(Structured figure records)
** start **
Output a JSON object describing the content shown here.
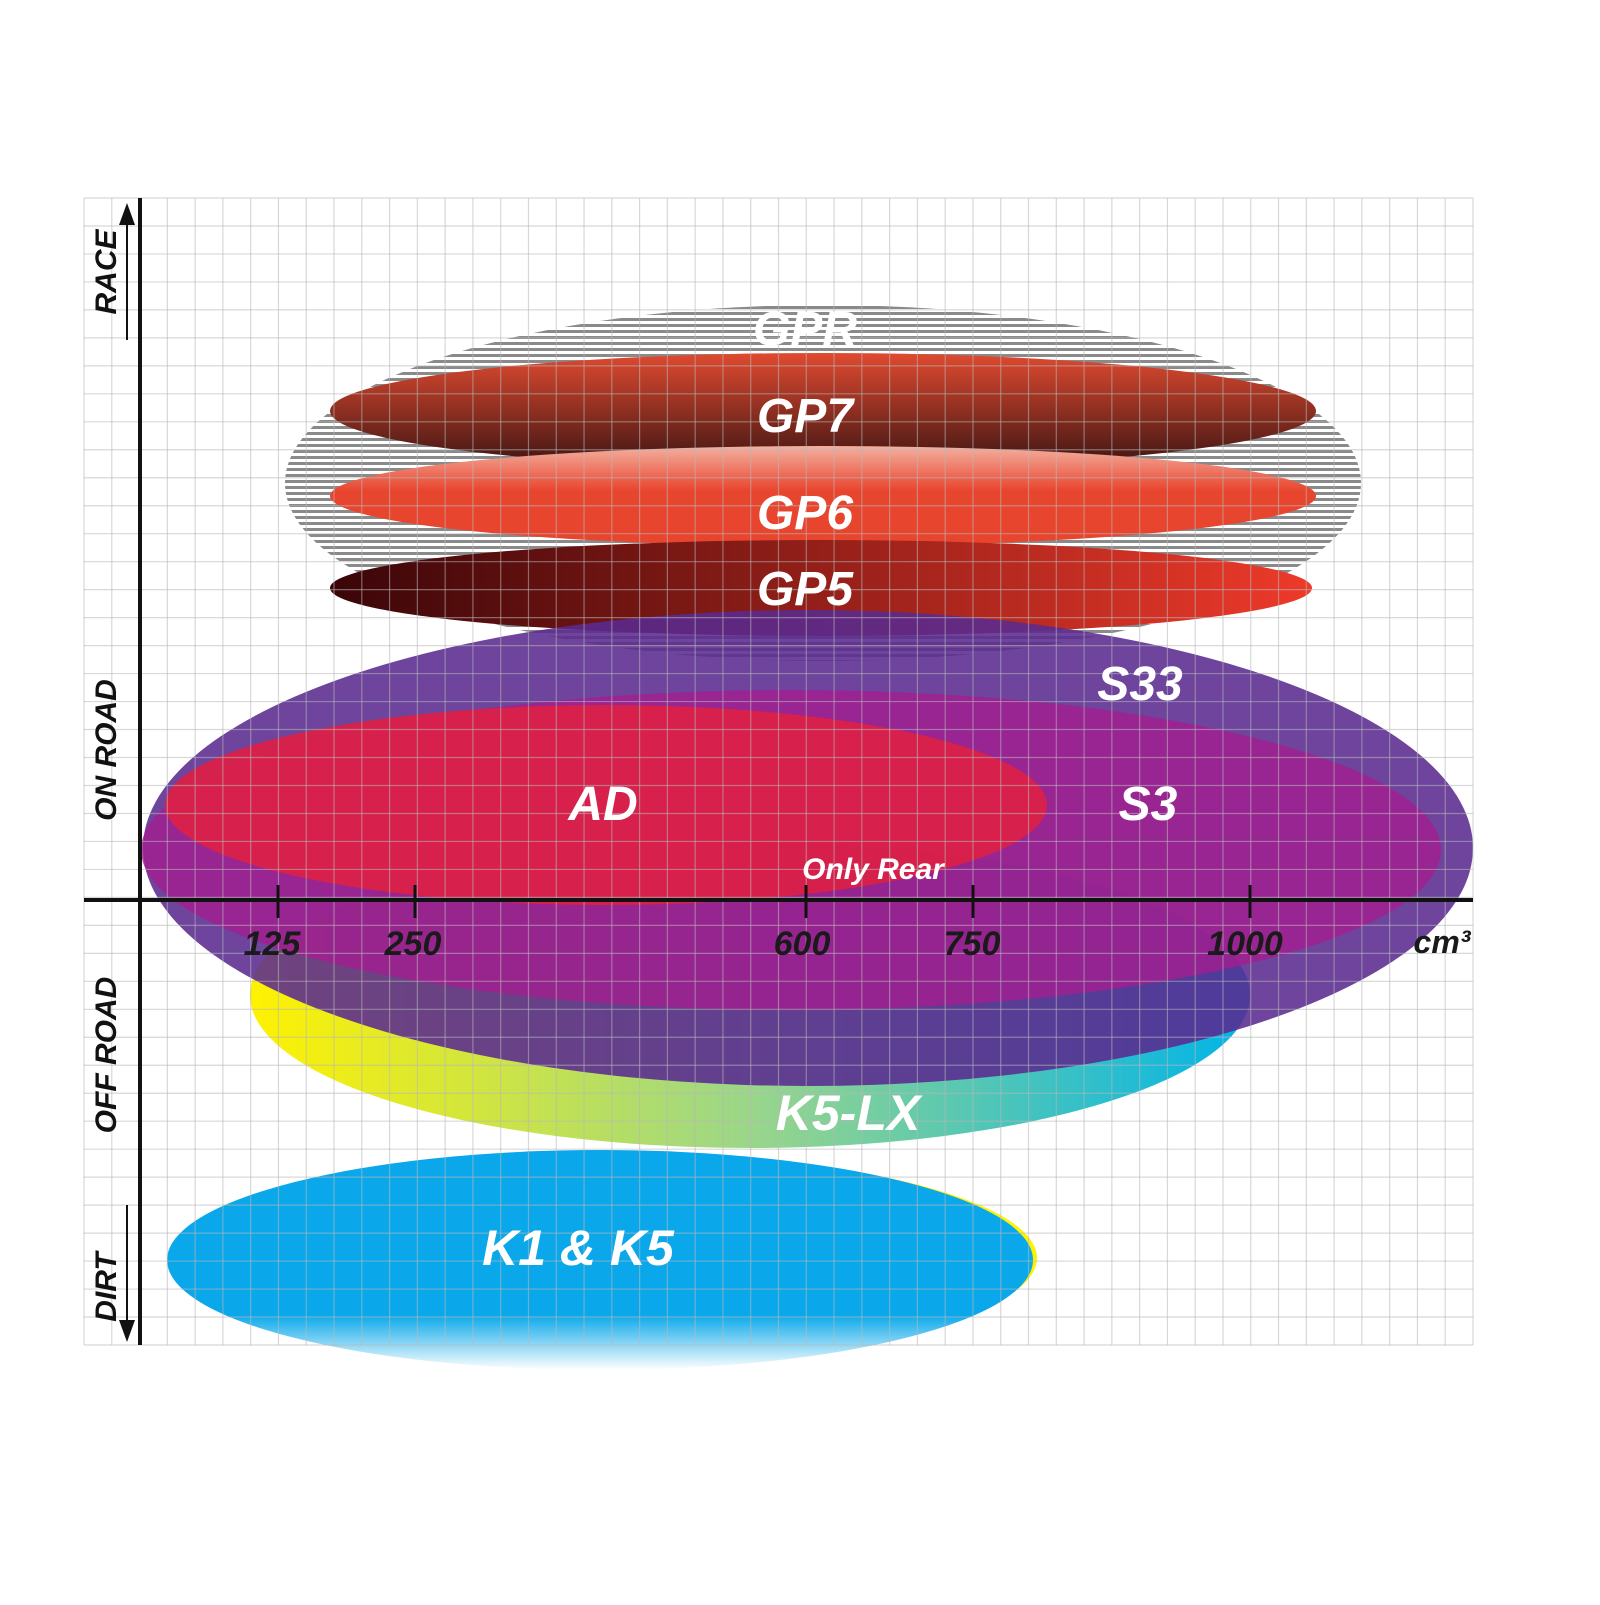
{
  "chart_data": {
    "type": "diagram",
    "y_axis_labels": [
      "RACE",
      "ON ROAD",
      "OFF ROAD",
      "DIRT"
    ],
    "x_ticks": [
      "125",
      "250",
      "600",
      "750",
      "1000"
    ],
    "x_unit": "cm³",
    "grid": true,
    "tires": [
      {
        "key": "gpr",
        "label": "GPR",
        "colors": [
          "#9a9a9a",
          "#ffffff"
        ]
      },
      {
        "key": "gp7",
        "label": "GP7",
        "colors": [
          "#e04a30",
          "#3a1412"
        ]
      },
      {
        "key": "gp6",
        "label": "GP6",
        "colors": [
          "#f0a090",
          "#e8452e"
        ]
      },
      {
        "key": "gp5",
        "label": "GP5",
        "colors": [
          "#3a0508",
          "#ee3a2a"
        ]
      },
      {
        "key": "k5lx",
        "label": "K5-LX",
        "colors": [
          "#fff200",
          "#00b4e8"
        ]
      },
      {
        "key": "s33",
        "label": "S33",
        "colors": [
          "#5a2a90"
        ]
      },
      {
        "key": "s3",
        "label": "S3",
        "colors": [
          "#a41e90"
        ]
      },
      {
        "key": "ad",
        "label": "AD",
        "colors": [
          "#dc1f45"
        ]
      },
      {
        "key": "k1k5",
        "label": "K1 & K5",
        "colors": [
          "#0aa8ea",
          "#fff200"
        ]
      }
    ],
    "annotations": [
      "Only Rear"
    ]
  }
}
** end **
### SET TASK
Retype the whole listing, keeping every line identical and omitting all pictures.

### OUTPUT FOR THIS EXERCISE
Output a JSON object describing the content shown here.
{
  "chart_data": {
    "type": "diagram",
    "y_axis_labels": [
      "RACE",
      "ON ROAD",
      "OFF ROAD",
      "DIRT"
    ],
    "x_ticks": [
      "125",
      "250",
      "600",
      "750",
      "1000"
    ],
    "x_unit": "cm³",
    "grid": true,
    "tires": [
      {
        "key": "gpr",
        "label": "GPR",
        "colors": [
          "#9a9a9a",
          "#ffffff"
        ]
      },
      {
        "key": "gp7",
        "label": "GP7",
        "colors": [
          "#e04a30",
          "#3a1412"
        ]
      },
      {
        "key": "gp6",
        "label": "GP6",
        "colors": [
          "#f0a090",
          "#e8452e"
        ]
      },
      {
        "key": "gp5",
        "label": "GP5",
        "colors": [
          "#3a0508",
          "#ee3a2a"
        ]
      },
      {
        "key": "k5lx",
        "label": "K5-LX",
        "colors": [
          "#fff200",
          "#00b4e8"
        ]
      },
      {
        "key": "s33",
        "label": "S33",
        "colors": [
          "#5a2a90"
        ]
      },
      {
        "key": "s3",
        "label": "S3",
        "colors": [
          "#a41e90"
        ]
      },
      {
        "key": "ad",
        "label": "AD",
        "colors": [
          "#dc1f45"
        ]
      },
      {
        "key": "k1k5",
        "label": "K1 & K5",
        "colors": [
          "#0aa8ea",
          "#fff200"
        ]
      }
    ],
    "annotations": [
      "Only Rear"
    ]
  }
}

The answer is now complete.